» EXERCISE DETAILS: Count the lines below that contain "this". Give only the number.

» SUPPLIED RECORDS:
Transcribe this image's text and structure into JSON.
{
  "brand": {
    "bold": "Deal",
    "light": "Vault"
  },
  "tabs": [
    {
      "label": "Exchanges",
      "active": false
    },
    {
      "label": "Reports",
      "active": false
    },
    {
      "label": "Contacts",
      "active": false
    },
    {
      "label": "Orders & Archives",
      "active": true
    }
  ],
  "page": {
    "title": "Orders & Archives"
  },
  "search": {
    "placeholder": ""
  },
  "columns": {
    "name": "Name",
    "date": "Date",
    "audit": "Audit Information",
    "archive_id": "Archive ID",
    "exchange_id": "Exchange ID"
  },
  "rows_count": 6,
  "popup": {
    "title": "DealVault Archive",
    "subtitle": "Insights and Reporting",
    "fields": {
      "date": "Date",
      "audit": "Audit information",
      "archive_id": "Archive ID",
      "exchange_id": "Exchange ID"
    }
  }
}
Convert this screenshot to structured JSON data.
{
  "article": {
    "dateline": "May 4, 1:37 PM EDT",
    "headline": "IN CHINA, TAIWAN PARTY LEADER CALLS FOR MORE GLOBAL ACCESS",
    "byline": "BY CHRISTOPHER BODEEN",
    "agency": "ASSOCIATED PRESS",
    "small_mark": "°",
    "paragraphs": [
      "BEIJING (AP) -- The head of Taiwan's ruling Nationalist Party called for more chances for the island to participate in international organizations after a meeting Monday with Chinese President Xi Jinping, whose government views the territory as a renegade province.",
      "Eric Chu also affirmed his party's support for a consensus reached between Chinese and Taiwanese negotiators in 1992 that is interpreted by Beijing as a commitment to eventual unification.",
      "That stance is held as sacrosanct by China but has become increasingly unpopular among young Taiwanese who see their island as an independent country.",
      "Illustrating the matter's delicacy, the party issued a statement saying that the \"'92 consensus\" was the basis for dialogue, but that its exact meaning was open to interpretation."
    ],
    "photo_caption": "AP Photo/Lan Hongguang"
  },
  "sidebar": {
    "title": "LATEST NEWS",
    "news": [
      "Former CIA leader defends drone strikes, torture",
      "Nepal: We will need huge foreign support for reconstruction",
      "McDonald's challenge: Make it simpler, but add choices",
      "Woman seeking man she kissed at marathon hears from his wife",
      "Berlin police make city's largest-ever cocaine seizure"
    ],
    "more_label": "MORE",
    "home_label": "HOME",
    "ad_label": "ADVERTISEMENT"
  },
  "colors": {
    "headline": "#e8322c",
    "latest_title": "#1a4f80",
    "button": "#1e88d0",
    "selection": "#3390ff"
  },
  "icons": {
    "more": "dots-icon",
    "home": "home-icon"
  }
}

» THE COMPLETED TASK: 2